───── EXTRACTED MATERIAL

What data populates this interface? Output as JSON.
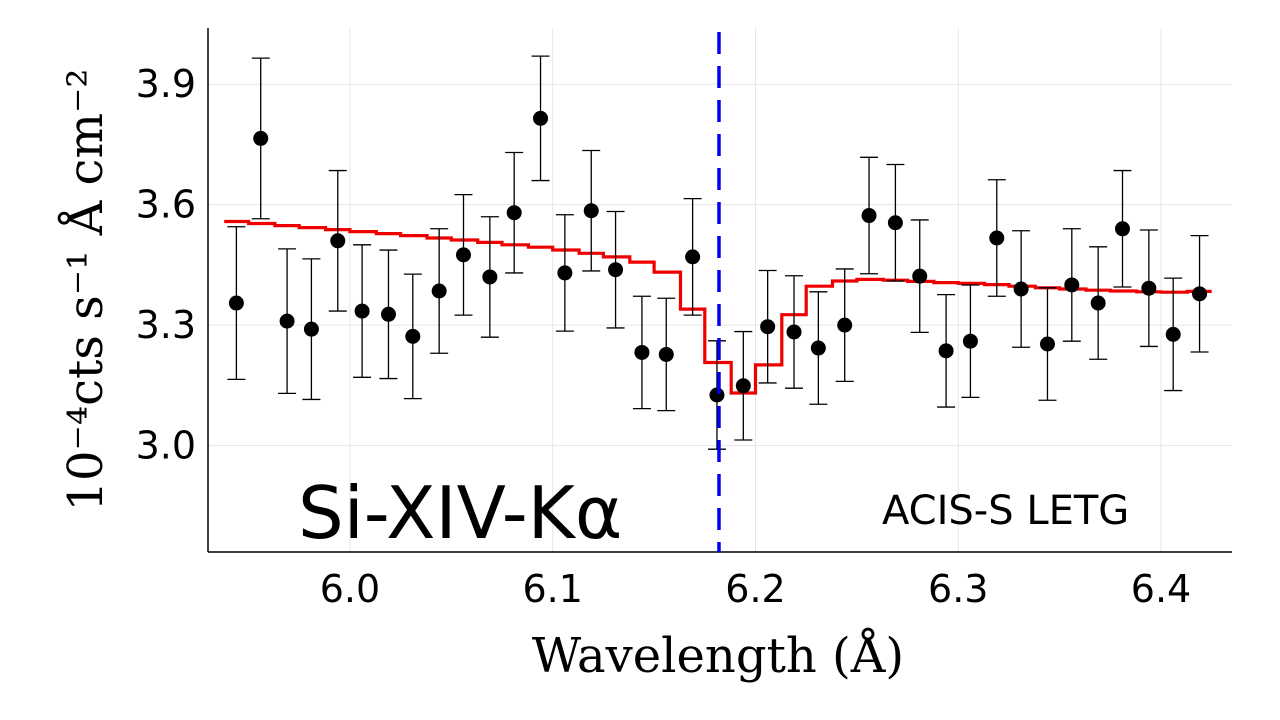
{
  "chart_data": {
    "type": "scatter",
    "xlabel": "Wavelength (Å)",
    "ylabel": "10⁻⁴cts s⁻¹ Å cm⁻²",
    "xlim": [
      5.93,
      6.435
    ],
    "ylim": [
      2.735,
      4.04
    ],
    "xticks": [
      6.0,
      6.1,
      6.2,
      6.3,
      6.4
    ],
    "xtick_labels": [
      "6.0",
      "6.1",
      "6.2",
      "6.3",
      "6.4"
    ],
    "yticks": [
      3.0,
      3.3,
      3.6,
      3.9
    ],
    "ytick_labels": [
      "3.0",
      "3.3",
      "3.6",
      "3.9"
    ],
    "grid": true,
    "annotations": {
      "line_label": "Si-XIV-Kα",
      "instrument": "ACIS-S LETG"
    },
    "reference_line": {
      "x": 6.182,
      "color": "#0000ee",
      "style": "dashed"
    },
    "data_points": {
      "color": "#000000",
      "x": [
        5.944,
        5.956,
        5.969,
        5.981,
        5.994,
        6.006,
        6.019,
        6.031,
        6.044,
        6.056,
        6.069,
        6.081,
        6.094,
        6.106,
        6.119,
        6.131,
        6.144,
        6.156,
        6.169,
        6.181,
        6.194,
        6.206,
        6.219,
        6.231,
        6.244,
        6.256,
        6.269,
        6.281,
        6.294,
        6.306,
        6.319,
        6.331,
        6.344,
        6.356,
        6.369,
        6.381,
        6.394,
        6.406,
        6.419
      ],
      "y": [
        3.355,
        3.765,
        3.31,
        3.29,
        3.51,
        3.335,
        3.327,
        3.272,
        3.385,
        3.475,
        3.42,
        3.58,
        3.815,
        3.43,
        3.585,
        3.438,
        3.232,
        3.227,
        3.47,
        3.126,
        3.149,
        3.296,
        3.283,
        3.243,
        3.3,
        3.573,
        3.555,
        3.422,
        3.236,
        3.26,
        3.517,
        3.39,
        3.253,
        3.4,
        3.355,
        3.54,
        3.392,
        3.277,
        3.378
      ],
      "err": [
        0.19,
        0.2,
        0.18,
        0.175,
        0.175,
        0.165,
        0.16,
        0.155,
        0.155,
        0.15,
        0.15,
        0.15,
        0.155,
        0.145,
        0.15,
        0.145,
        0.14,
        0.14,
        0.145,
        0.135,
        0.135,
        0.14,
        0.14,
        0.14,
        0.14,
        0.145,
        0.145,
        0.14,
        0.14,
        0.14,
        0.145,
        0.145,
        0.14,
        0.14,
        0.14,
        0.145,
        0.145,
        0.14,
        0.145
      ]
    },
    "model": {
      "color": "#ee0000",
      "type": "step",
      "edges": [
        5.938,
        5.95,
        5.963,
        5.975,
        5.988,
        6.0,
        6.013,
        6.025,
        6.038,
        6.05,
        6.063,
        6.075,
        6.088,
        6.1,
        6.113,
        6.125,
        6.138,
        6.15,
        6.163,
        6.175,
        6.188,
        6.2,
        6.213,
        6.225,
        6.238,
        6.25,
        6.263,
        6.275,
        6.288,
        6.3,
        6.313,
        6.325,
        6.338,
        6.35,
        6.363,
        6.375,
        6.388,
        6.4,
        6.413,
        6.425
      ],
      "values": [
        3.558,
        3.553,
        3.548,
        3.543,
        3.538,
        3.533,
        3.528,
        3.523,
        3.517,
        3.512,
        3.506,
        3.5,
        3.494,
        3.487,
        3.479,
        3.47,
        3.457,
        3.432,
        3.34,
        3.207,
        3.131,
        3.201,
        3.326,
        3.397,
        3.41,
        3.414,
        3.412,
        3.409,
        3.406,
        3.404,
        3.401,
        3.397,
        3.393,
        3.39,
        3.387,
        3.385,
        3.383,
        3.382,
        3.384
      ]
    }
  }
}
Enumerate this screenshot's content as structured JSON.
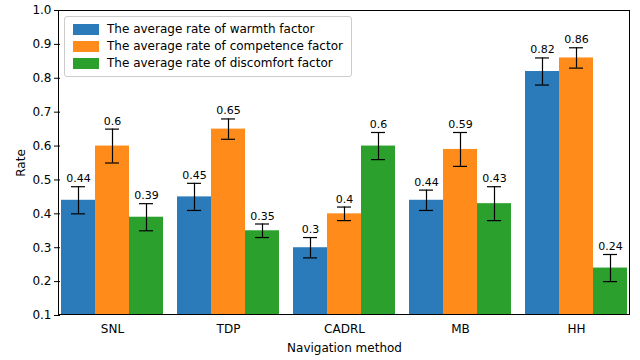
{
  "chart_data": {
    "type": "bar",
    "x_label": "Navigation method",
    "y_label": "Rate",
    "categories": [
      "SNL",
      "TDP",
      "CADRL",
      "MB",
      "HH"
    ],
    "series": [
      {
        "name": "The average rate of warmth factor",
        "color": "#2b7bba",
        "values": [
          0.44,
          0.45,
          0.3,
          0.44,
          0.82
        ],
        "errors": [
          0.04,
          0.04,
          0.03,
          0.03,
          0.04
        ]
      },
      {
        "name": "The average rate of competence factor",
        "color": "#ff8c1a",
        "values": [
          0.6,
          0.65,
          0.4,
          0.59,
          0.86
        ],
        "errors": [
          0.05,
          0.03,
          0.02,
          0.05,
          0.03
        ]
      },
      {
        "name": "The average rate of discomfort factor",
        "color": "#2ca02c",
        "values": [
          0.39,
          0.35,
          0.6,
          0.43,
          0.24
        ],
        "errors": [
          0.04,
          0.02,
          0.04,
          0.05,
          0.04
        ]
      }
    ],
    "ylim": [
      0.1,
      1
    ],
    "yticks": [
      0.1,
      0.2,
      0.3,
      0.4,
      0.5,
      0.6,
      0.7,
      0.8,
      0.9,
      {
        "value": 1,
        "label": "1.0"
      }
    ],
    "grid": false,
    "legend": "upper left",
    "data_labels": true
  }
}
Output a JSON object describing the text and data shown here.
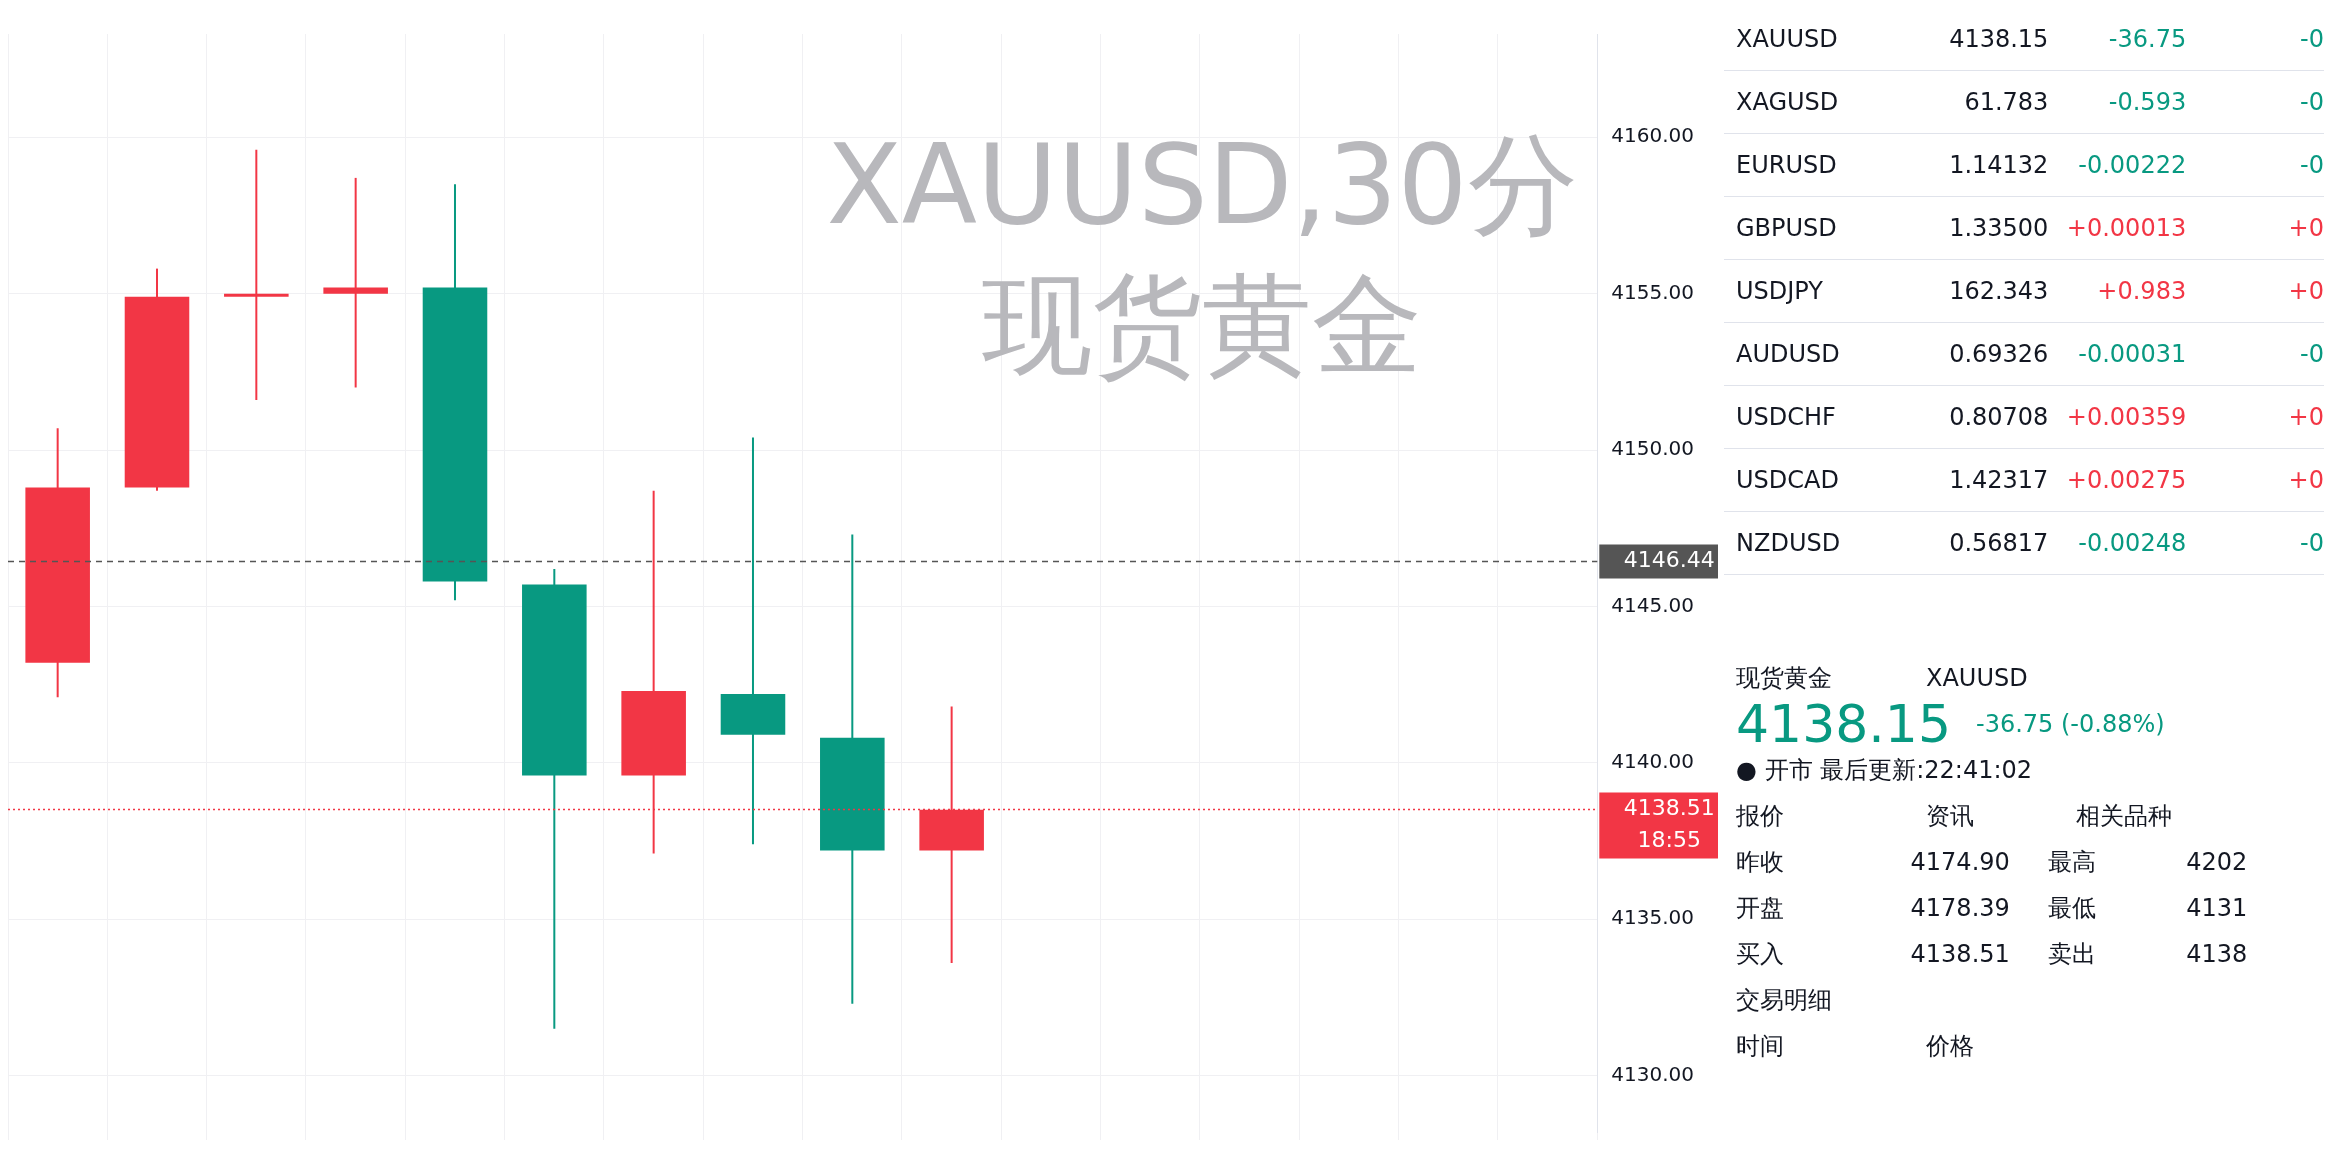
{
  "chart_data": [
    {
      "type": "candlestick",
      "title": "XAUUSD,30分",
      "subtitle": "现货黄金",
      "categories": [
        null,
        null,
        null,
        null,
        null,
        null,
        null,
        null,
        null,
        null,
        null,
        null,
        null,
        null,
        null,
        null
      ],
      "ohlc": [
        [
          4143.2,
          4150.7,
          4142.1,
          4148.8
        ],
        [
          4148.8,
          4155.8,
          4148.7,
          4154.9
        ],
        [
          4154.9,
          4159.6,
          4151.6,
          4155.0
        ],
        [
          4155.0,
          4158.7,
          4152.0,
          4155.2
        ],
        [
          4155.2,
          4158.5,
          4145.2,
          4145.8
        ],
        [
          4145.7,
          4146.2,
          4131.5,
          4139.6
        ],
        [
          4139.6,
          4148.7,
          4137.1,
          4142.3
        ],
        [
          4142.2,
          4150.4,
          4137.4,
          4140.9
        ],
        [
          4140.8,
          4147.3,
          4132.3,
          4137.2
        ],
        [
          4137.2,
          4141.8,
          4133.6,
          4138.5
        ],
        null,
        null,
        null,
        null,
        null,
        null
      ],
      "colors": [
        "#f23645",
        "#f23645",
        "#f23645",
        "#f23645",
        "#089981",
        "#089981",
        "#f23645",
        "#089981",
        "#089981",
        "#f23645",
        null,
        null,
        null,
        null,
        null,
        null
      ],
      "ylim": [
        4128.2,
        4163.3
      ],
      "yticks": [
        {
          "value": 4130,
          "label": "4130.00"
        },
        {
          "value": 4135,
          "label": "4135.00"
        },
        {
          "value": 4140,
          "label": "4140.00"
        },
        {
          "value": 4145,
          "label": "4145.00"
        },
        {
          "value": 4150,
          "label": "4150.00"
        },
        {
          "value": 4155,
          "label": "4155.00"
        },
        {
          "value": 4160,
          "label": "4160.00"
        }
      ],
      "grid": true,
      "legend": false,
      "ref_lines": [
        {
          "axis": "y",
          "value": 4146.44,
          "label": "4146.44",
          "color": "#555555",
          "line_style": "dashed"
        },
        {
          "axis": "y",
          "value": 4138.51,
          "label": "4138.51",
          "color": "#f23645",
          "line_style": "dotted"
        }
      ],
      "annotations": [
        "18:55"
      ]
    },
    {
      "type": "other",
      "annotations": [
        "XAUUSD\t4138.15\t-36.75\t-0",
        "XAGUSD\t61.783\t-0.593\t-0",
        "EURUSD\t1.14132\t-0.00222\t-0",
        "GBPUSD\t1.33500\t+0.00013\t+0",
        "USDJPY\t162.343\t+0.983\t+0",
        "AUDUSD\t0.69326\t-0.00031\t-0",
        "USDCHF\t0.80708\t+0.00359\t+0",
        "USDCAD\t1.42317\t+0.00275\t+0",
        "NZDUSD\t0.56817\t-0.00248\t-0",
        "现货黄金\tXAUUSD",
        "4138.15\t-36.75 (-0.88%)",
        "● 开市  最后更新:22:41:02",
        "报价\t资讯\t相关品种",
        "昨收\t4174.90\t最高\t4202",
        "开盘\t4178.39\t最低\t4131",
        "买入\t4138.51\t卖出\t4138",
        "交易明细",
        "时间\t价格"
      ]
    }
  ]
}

──────────

◆ AIM OF THE EXERCISE: Return, from the data, each line that has the word "name" in it.

◆ EXERCISE RESULT:
        "name": "The average rate of warmth factor",
        "name": "The average rate of competence factor",
        "name": "The average rate of discomfort factor",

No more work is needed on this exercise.